#### [Work to do]
What is the number of lines in these entries that include "content"? Write that number and no other text.

-- Start of Dataset extract --

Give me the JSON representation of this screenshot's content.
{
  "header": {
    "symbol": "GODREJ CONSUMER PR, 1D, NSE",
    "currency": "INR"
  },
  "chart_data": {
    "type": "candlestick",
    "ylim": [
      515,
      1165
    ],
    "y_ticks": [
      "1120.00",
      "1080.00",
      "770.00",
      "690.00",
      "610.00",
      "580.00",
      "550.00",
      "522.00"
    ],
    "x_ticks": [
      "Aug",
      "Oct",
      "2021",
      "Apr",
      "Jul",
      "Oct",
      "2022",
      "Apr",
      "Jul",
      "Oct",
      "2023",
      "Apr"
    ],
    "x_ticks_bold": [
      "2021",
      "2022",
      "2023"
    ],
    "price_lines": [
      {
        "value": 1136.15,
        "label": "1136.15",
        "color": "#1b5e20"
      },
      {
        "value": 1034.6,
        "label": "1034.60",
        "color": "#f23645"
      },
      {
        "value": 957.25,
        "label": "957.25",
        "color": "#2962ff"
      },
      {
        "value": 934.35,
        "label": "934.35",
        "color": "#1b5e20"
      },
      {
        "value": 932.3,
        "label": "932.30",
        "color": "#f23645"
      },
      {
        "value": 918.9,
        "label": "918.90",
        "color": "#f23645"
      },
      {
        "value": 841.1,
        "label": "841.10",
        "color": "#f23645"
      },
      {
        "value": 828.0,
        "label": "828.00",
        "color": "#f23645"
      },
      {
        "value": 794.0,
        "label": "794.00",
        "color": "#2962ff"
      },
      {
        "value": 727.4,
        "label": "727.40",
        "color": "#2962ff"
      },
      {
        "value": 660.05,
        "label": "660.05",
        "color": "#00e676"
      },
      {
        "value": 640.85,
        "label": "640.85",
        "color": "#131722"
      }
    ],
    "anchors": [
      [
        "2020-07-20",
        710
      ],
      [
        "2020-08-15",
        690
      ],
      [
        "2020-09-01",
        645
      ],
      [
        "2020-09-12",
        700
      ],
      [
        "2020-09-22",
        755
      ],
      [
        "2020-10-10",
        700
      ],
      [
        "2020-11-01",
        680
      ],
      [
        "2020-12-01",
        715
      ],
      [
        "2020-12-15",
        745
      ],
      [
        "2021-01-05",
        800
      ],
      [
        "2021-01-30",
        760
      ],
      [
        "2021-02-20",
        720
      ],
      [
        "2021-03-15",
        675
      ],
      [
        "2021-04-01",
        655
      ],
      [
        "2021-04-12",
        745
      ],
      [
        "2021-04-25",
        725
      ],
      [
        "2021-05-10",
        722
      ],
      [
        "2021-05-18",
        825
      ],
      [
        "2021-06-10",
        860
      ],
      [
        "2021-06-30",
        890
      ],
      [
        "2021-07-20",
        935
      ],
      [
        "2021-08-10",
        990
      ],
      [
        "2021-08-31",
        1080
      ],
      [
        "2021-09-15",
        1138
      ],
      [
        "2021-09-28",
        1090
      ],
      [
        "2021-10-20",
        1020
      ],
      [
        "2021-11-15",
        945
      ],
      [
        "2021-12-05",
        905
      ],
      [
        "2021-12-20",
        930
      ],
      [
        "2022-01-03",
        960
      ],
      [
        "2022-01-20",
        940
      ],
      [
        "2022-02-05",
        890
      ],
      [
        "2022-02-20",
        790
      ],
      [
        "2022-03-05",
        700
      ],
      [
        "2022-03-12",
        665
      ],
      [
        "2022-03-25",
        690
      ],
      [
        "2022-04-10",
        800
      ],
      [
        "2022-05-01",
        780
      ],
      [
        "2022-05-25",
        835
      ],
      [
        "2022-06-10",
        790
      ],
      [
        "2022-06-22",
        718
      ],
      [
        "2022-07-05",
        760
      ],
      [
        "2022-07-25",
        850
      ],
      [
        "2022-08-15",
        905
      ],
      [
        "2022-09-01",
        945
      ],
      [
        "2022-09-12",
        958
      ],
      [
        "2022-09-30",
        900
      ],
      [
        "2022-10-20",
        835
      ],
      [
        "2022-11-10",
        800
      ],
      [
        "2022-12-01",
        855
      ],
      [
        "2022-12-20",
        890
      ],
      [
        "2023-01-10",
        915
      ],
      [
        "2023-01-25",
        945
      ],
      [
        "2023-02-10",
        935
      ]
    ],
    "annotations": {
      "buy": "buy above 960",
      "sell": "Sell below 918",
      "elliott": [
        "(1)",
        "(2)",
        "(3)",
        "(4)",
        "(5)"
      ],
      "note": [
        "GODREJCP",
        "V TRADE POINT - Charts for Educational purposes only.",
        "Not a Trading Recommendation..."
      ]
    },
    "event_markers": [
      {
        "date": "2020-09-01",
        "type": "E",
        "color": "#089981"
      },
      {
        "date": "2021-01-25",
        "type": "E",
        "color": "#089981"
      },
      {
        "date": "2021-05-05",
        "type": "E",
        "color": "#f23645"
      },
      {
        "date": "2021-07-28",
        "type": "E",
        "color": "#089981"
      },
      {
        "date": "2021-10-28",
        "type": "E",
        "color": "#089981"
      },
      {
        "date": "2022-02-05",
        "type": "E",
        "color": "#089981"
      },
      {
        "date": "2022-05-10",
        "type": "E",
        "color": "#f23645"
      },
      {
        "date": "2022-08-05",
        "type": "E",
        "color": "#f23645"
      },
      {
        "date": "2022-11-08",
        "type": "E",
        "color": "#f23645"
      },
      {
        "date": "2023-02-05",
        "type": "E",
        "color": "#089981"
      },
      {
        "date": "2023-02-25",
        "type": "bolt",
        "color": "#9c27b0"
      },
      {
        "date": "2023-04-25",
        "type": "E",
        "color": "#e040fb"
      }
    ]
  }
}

-- End of Dataset extract --
-- Start of Dataset extract --

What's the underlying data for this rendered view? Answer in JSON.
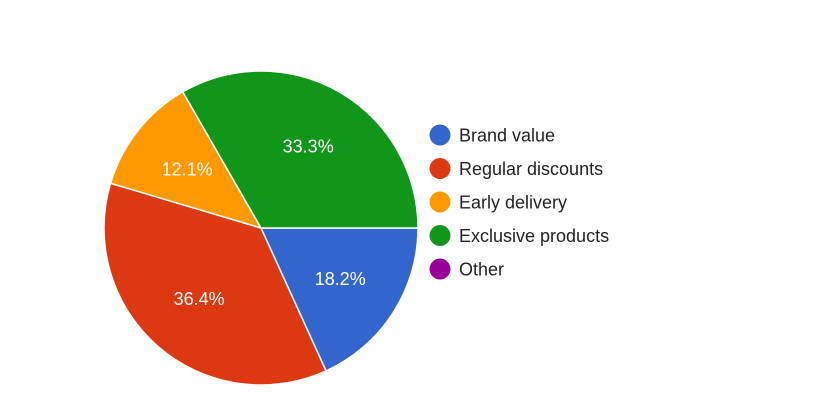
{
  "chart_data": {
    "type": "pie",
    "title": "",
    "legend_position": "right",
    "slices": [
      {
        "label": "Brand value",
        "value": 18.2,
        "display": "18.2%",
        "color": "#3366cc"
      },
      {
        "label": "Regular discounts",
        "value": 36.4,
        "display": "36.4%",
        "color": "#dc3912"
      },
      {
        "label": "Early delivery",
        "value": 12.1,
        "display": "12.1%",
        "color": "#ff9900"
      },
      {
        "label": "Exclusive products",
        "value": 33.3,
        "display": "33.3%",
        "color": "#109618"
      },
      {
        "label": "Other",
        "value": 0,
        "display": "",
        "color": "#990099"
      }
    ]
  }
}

-- End of Dataset extract --
-- Start of Dataset extract --

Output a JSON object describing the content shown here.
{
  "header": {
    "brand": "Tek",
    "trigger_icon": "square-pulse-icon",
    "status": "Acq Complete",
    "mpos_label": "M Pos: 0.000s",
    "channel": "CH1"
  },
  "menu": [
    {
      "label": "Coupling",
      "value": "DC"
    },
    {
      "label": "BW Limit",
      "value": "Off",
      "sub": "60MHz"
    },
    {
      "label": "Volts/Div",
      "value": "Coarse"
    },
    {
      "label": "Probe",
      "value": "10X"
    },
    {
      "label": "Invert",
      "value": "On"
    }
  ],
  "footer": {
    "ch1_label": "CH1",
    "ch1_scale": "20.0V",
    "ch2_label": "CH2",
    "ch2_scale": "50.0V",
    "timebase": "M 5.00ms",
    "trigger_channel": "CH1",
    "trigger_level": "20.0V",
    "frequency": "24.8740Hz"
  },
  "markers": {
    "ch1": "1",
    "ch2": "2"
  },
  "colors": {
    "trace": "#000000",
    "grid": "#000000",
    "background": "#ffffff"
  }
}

-- End of Dataset extract --

#### [Correct answer]
2